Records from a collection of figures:
——
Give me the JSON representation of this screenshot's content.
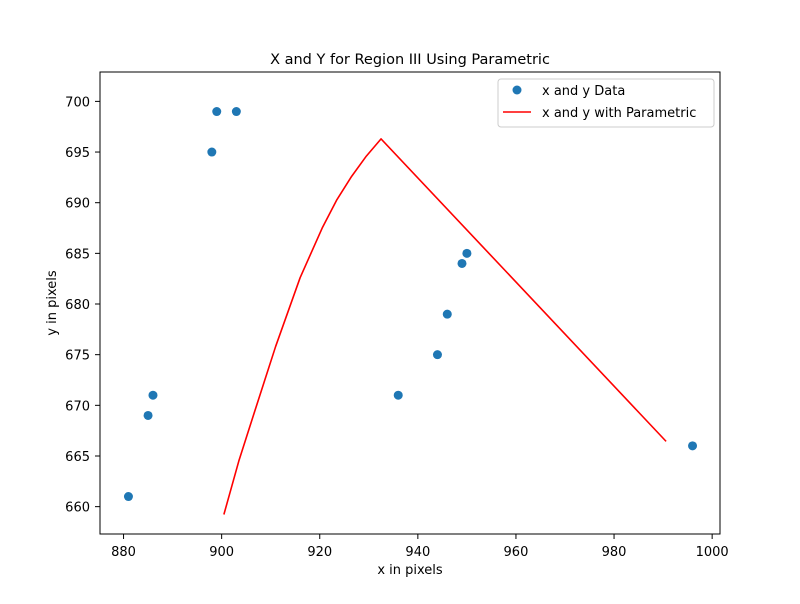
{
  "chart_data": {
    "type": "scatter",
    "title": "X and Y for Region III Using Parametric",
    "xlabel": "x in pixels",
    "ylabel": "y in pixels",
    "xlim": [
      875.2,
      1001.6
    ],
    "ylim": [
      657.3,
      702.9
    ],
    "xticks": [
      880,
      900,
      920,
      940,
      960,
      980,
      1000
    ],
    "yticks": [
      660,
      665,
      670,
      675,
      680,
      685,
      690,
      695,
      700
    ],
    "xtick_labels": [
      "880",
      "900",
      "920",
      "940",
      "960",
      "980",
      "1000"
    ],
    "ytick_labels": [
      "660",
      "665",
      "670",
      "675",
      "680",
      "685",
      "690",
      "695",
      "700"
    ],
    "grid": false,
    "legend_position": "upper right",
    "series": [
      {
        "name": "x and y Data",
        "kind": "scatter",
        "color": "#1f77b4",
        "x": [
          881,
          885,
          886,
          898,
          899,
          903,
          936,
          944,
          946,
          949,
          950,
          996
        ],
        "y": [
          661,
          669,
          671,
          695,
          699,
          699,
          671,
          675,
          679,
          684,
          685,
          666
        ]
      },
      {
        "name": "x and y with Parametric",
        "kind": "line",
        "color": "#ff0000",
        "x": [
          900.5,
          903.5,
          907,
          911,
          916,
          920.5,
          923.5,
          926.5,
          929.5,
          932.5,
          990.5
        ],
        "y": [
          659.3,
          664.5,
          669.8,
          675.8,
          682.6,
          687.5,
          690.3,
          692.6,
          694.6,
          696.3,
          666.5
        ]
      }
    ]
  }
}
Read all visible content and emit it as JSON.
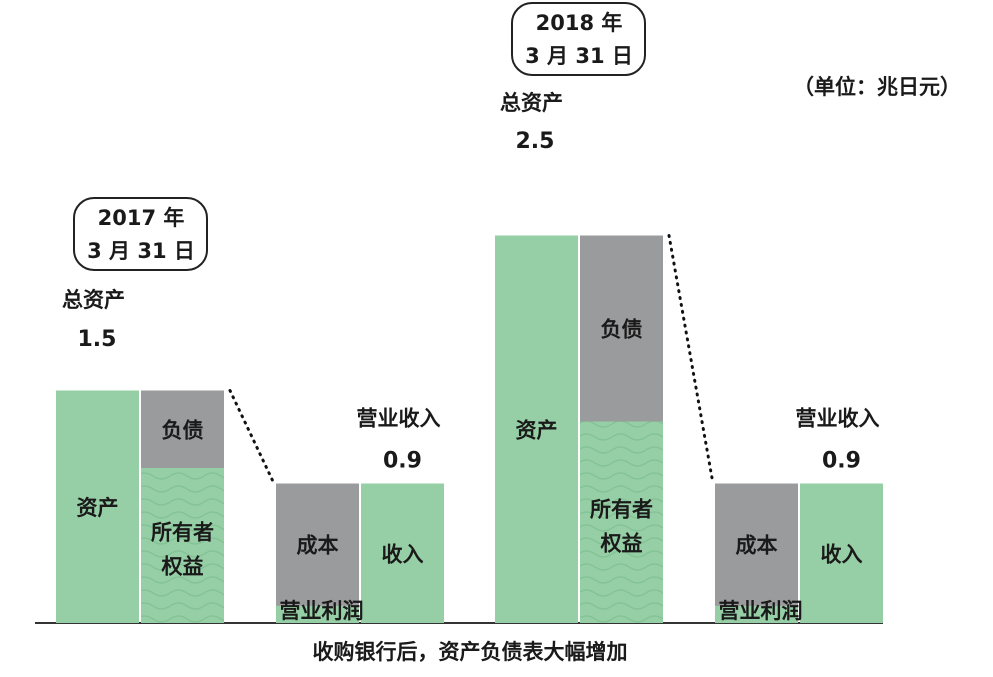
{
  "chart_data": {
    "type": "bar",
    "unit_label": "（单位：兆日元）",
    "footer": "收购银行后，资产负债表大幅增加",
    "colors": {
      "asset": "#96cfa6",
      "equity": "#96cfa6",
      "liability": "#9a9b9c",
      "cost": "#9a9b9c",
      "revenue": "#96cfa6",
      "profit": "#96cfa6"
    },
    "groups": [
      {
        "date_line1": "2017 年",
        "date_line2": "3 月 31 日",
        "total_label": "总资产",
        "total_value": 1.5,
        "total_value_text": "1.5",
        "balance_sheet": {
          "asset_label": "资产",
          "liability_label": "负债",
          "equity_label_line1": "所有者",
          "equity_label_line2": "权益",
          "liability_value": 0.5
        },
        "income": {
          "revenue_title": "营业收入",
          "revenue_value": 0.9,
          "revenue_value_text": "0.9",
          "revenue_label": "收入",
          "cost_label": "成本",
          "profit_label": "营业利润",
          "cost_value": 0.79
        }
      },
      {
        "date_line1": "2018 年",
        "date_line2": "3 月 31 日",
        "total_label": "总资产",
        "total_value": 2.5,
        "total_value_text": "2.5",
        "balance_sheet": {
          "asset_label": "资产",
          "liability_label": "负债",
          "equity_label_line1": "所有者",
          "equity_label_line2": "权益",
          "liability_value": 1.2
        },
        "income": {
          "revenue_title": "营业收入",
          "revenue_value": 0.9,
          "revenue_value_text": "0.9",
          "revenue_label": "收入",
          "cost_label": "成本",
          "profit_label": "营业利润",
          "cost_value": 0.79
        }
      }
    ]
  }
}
——
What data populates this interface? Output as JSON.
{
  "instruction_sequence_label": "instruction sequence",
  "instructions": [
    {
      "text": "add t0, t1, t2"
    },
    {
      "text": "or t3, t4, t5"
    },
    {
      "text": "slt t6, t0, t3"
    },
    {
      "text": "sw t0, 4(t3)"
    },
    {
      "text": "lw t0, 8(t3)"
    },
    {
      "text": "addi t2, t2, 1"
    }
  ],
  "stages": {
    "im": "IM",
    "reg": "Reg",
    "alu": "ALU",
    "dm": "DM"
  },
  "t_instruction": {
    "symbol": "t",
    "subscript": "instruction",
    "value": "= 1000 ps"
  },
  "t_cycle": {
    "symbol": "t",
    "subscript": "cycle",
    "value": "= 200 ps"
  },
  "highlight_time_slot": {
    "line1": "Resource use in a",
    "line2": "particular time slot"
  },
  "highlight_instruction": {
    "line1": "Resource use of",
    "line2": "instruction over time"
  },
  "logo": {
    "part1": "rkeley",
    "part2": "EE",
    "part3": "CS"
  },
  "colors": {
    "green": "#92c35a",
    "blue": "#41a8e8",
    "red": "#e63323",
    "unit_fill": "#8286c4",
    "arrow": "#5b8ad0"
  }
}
——
### Stated goal
Show every line from the entries above in which the word "this" appears.

### Exercise answer
Give me the JSON representation of this screenshot's content.
What data populates this interface? Output as JSON.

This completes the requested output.